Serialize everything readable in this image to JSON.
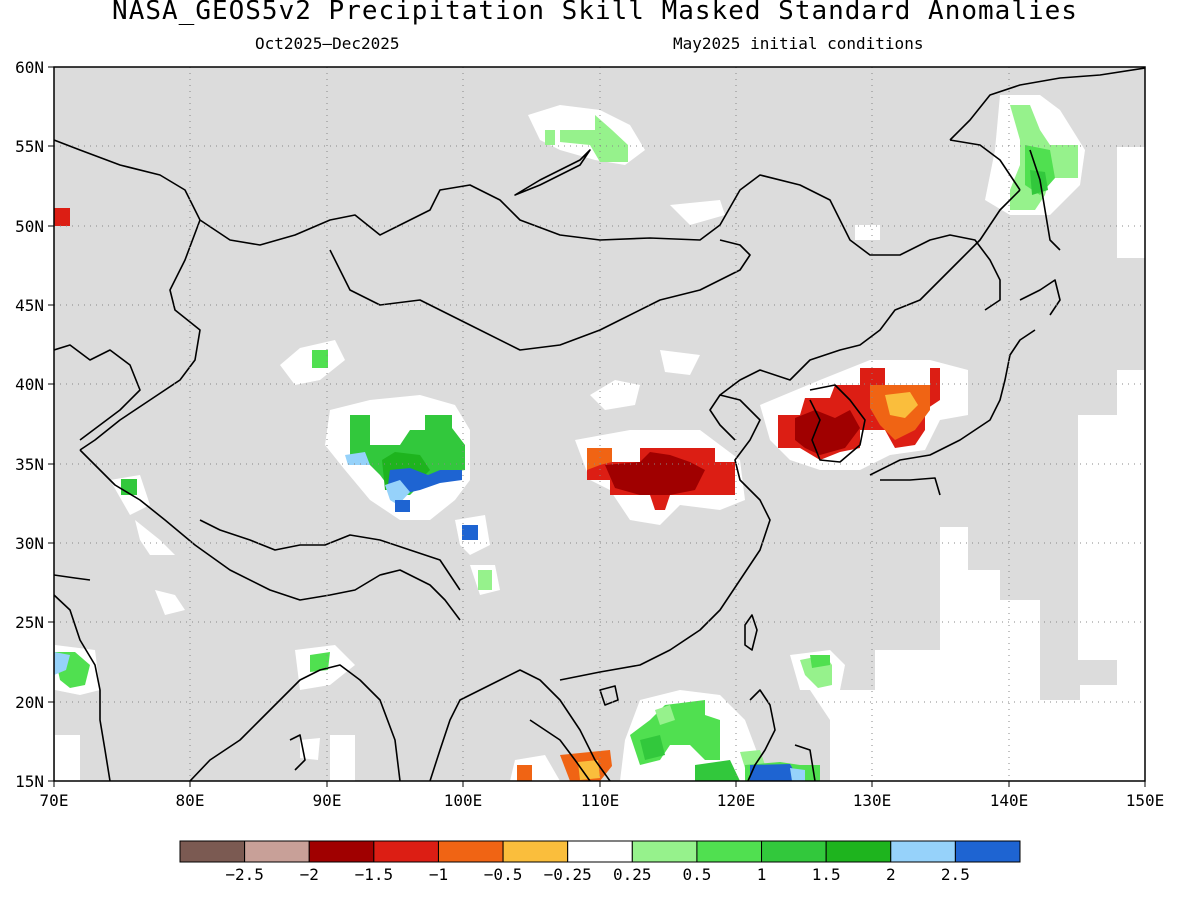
{
  "title": "NASA_GEOS5v2 Precipitation Skill Masked Standard Anomalies",
  "subtitle_left": "Oct2025–Dec2025",
  "subtitle_right": "May2025 initial conditions",
  "map": {
    "lon_range": [
      70,
      150
    ],
    "lat_range": [
      15,
      60
    ],
    "lon_ticks": [
      "70E",
      "80E",
      "90E",
      "100E",
      "110E",
      "120E",
      "130E",
      "140E",
      "150E"
    ],
    "lat_ticks": [
      "15N",
      "20N",
      "25N",
      "30N",
      "35N",
      "40N",
      "45N",
      "50N",
      "55N",
      "60N"
    ],
    "land_fill": "#dcdcdc",
    "grid": "dotted"
  },
  "colorbar": {
    "colors": [
      "#7b5a52",
      "#c8a098",
      "#a00000",
      "#dc1e14",
      "#f06414",
      "#fabe3c",
      "#ffffff",
      "#96f28c",
      "#50e050",
      "#32c83c",
      "#1eb41e",
      "#96d2fa",
      "#1e64d2"
    ],
    "labels": [
      "−2.5",
      "−2",
      "−1.5",
      "−1",
      "−0.5",
      "−0.25",
      "0.25",
      "0.5",
      "1",
      "1.5",
      "2",
      "2.5"
    ]
  }
}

■ TO BE DONE
Strip out the pictures and quote the remaining data word for word.

■ TASK OUTPUT
Serialize everything readable in this image to JSON.
{
  "title": "NASA_GEOS5v2 Precipitation Skill Masked Standard Anomalies",
  "subtitle_left": "Oct2025–Dec2025",
  "subtitle_right": "May2025 initial conditions",
  "map": {
    "lon_range": [
      70,
      150
    ],
    "lat_range": [
      15,
      60
    ],
    "lon_ticks": [
      "70E",
      "80E",
      "90E",
      "100E",
      "110E",
      "120E",
      "130E",
      "140E",
      "150E"
    ],
    "lat_ticks": [
      "15N",
      "20N",
      "25N",
      "30N",
      "35N",
      "40N",
      "45N",
      "50N",
      "55N",
      "60N"
    ],
    "land_fill": "#dcdcdc",
    "grid": "dotted"
  },
  "colorbar": {
    "colors": [
      "#7b5a52",
      "#c8a098",
      "#a00000",
      "#dc1e14",
      "#f06414",
      "#fabe3c",
      "#ffffff",
      "#96f28c",
      "#50e050",
      "#32c83c",
      "#1eb41e",
      "#96d2fa",
      "#1e64d2"
    ],
    "labels": [
      "−2.5",
      "−2",
      "−1.5",
      "−1",
      "−0.5",
      "−0.25",
      "0.25",
      "0.5",
      "1",
      "1.5",
      "2",
      "2.5"
    ]
  }
}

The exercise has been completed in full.